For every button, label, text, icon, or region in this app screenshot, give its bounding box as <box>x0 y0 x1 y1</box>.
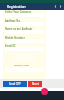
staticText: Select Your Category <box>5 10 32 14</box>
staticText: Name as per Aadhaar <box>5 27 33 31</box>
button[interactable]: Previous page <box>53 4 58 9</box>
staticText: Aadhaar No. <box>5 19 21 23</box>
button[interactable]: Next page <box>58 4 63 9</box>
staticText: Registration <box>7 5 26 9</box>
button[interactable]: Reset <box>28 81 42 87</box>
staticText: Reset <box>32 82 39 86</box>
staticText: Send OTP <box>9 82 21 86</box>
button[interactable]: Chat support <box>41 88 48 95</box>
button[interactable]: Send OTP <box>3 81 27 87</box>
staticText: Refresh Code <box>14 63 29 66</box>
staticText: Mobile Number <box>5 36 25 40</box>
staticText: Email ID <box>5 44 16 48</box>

- - -

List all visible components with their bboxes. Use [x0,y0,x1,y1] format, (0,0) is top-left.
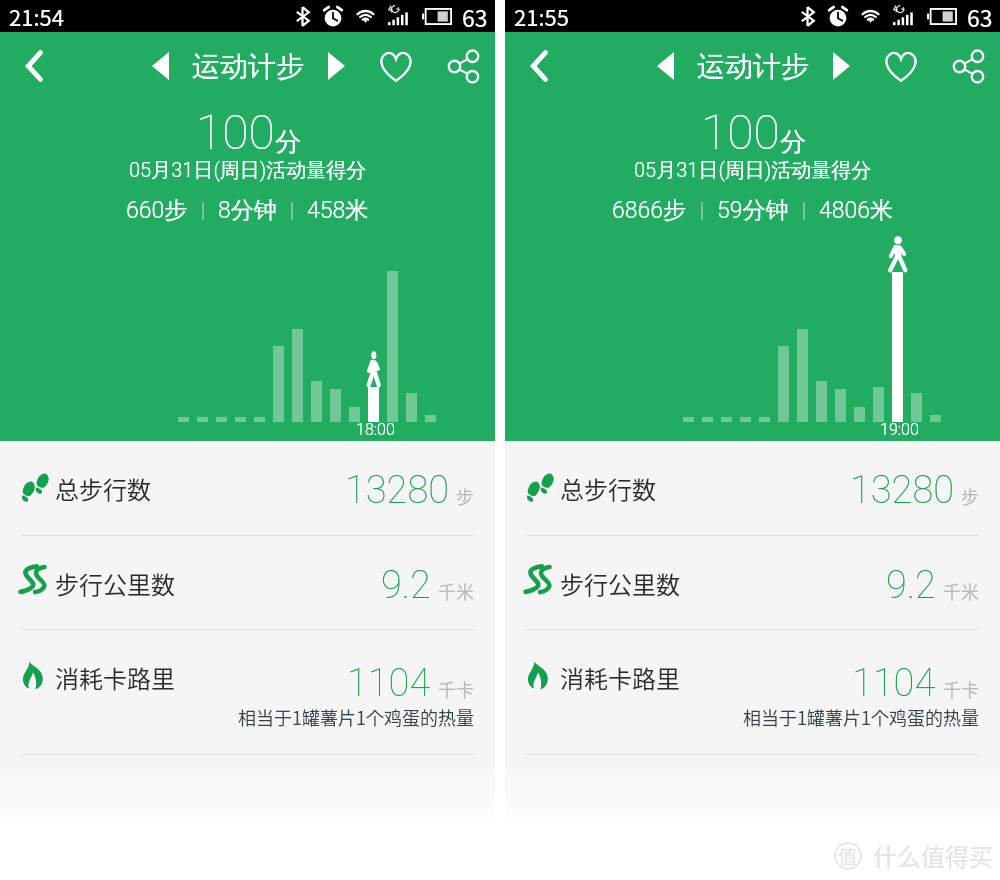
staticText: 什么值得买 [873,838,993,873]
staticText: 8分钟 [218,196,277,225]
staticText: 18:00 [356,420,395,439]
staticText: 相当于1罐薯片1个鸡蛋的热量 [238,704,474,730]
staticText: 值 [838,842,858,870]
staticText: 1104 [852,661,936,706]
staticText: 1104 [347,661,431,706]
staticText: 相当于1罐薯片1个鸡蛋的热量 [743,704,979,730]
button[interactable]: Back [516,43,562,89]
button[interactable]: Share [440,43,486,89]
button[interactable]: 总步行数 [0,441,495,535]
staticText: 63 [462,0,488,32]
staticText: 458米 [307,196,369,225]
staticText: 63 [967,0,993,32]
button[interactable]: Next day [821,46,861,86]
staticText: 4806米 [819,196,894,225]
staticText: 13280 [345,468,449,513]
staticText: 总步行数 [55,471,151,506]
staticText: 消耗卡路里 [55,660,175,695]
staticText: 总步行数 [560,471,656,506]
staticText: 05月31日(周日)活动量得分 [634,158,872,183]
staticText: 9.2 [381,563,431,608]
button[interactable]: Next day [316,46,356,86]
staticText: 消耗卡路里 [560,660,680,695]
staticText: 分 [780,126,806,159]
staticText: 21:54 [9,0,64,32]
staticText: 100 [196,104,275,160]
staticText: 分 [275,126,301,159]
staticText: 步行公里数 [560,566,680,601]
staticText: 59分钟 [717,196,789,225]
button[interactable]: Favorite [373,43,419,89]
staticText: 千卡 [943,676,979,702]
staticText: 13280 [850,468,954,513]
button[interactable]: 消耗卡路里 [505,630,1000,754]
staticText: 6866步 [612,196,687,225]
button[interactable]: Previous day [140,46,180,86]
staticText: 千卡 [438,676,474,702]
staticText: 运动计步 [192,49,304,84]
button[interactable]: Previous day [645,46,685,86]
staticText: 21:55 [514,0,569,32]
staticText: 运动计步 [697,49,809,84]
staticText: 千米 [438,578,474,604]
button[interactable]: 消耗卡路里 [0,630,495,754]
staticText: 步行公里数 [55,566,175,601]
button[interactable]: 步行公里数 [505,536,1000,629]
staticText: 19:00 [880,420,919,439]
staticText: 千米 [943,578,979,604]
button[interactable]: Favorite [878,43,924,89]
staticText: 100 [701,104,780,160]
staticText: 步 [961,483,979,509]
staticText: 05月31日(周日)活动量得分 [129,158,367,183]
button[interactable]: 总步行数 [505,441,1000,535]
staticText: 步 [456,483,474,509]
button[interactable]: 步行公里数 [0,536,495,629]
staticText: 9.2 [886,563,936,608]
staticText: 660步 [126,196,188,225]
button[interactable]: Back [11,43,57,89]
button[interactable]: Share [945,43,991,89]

- - -

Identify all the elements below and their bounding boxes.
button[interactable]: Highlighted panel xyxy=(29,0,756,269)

- - -

Exercise description: Can you return, unchanged, the lines from the one holding "For every button, label, text, icon, or" through the one holding "button[interactable]: Reset <box>28", both included, leaving out the pictures?

Result below:
For every button, label, text, icon, or region in this app screenshot, give its bounding box as <box>x0 y0 x1 y1</box>.
staticText: Select Your Category <box>5 10 32 14</box>
staticText: Name as per Aadhaar <box>5 27 33 31</box>
button[interactable]: Previous page <box>53 4 58 9</box>
staticText: Aadhaar No. <box>5 19 21 23</box>
button[interactable]: Next page <box>58 4 63 9</box>
staticText: Registration <box>7 5 26 9</box>
button[interactable]: Reset <box>28 81 42 87</box>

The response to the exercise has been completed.